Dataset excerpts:
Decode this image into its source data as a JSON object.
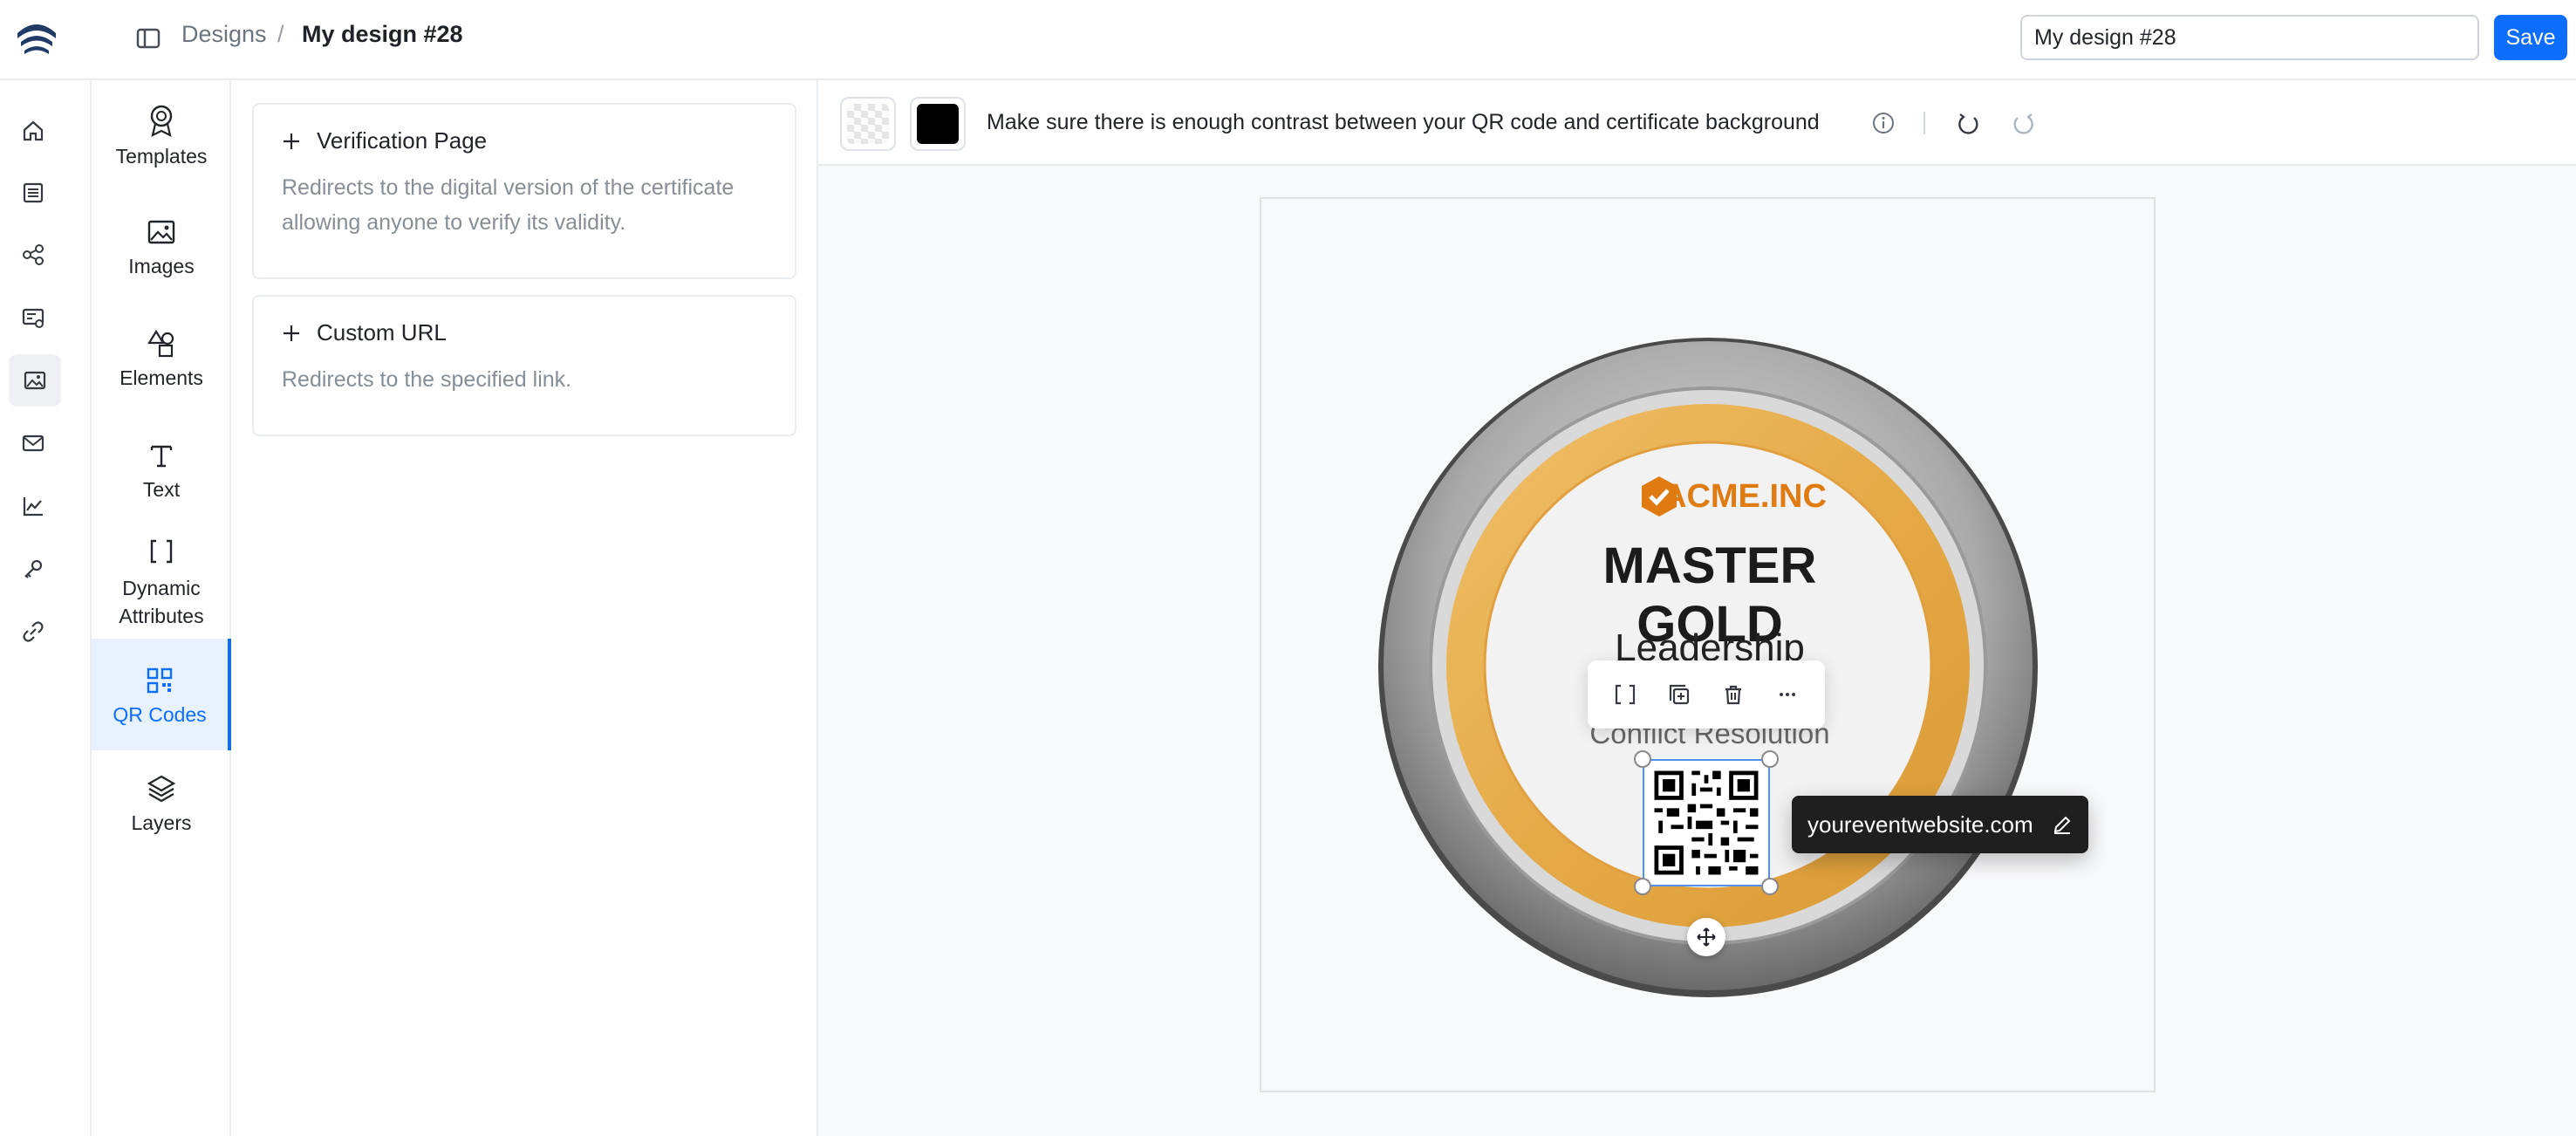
{
  "header": {
    "breadcrumb_root": "Designs",
    "breadcrumb_sep": "/",
    "breadcrumb_current": "My design #28",
    "design_name_value": "My design #28",
    "save_label": "Save"
  },
  "rail": {
    "items": [
      "home-icon",
      "list-icon",
      "share-nodes-icon",
      "badge-id-icon",
      "image-icon",
      "mail-icon",
      "chart-line-icon",
      "key-icon",
      "link-icon"
    ],
    "active": "image-icon"
  },
  "tools": {
    "items": [
      {
        "label": "Templates",
        "icon": "award-icon"
      },
      {
        "label": "Images",
        "icon": "image-icon"
      },
      {
        "label": "Elements",
        "icon": "shapes-icon"
      },
      {
        "label": "Text",
        "icon": "text-icon"
      },
      {
        "label_line1": "Dynamic",
        "label_line2": "Attributes",
        "icon": "brackets-icon"
      },
      {
        "label": "QR Codes",
        "icon": "qr-icon"
      },
      {
        "label": "Layers",
        "icon": "layers-icon"
      }
    ],
    "active": "QR Codes"
  },
  "panel": {
    "verification": {
      "title": "Verification Page",
      "desc": "Redirects to the digital version of the certificate allowing anyone to verify its validity."
    },
    "custom_url": {
      "title": "Custom URL",
      "desc": "Redirects to the specified link."
    }
  },
  "toolbar": {
    "contrast_message": "Make sure there is enough contrast between your QR code and certificate background",
    "fg_color": "#000000"
  },
  "certificate": {
    "brand": "ACME.INC",
    "title": "MASTER GOLD",
    "subtitle": "Leadership",
    "skill": "Conflict Resolution",
    "brand_color": "#e07b12",
    "ring_color": "#e8b04f"
  },
  "qr_tooltip": {
    "url": "youreventwebsite.com"
  }
}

## PROBLEM REQUIREMENTS
Print out the lines exactly, skipping any picture.

## RESULT BELOW
Decode this image into its source data as a JSON object.
{
  "header": {
    "breadcrumb_root": "Designs",
    "breadcrumb_sep": "/",
    "breadcrumb_current": "My design #28",
    "design_name_value": "My design #28",
    "save_label": "Save"
  },
  "rail": {
    "items": [
      "home-icon",
      "list-icon",
      "share-nodes-icon",
      "badge-id-icon",
      "image-icon",
      "mail-icon",
      "chart-line-icon",
      "key-icon",
      "link-icon"
    ],
    "active": "image-icon"
  },
  "tools": {
    "items": [
      {
        "label": "Templates",
        "icon": "award-icon"
      },
      {
        "label": "Images",
        "icon": "image-icon"
      },
      {
        "label": "Elements",
        "icon": "shapes-icon"
      },
      {
        "label": "Text",
        "icon": "text-icon"
      },
      {
        "label_line1": "Dynamic",
        "label_line2": "Attributes",
        "icon": "brackets-icon"
      },
      {
        "label": "QR Codes",
        "icon": "qr-icon"
      },
      {
        "label": "Layers",
        "icon": "layers-icon"
      }
    ],
    "active": "QR Codes"
  },
  "panel": {
    "verification": {
      "title": "Verification Page",
      "desc": "Redirects to the digital version of the certificate allowing anyone to verify its validity."
    },
    "custom_url": {
      "title": "Custom URL",
      "desc": "Redirects to the specified link."
    }
  },
  "toolbar": {
    "contrast_message": "Make sure there is enough contrast between your QR code and certificate background",
    "fg_color": "#000000"
  },
  "certificate": {
    "brand": "ACME.INC",
    "title": "MASTER GOLD",
    "subtitle": "Leadership",
    "skill": "Conflict Resolution",
    "brand_color": "#e07b12",
    "ring_color": "#e8b04f"
  },
  "qr_tooltip": {
    "url": "youreventwebsite.com"
  }
}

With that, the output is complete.